**What to work on**
Locate the line that contains "Decode this image". Print it and each following line through the end of the listing, verbatim, and nothing more.

(Dataset items)
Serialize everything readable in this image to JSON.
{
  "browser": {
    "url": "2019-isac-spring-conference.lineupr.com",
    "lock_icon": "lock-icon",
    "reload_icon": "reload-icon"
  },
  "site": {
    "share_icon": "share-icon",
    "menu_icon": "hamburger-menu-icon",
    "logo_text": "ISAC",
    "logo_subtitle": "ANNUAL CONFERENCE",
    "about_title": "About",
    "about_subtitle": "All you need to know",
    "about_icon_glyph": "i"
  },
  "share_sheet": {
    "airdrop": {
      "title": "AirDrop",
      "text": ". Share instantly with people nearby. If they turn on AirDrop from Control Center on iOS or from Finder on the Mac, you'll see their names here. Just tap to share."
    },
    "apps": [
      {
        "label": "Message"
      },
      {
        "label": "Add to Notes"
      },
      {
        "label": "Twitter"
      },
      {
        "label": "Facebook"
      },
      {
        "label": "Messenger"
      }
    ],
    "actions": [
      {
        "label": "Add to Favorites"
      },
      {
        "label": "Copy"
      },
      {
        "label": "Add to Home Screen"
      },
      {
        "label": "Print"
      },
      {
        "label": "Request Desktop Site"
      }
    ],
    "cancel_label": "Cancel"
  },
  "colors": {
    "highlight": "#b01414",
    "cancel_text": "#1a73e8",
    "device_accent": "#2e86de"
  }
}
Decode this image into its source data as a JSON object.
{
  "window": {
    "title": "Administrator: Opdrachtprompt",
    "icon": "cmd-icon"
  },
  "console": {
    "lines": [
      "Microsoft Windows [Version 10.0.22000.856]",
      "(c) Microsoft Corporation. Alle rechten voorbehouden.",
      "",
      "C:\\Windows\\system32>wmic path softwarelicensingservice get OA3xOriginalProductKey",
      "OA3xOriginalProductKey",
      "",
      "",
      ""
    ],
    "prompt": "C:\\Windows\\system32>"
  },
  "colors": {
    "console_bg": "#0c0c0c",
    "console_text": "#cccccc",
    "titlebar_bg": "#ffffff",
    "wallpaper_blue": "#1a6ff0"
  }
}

**Solution to this exercise**
Decode this image into its source data as a JSON object.
{
  "window": {
    "title": "Administrator: Opdrachtprompt",
    "icon": "cmd-icon"
  },
  "console": {
    "lines": [
      "Microsoft Windows [Version 10.0.22000.856]",
      "(c) Microsoft Corporation. Alle rechten voorbehouden.",
      "",
      "C:\\Windows\\system32>wmic path softwarelicensingservice get OA3xOriginalProductKey",
      "OA3xOriginalProductKey",
      "",
      "",
      ""
    ],
    "prompt": "C:\\Windows\\system32>"
  },
  "colors": {
    "console_bg": "#0c0c0c",
    "console_text": "#cccccc",
    "titlebar_bg": "#ffffff",
    "wallpaper_blue": "#1a6ff0"
  }
}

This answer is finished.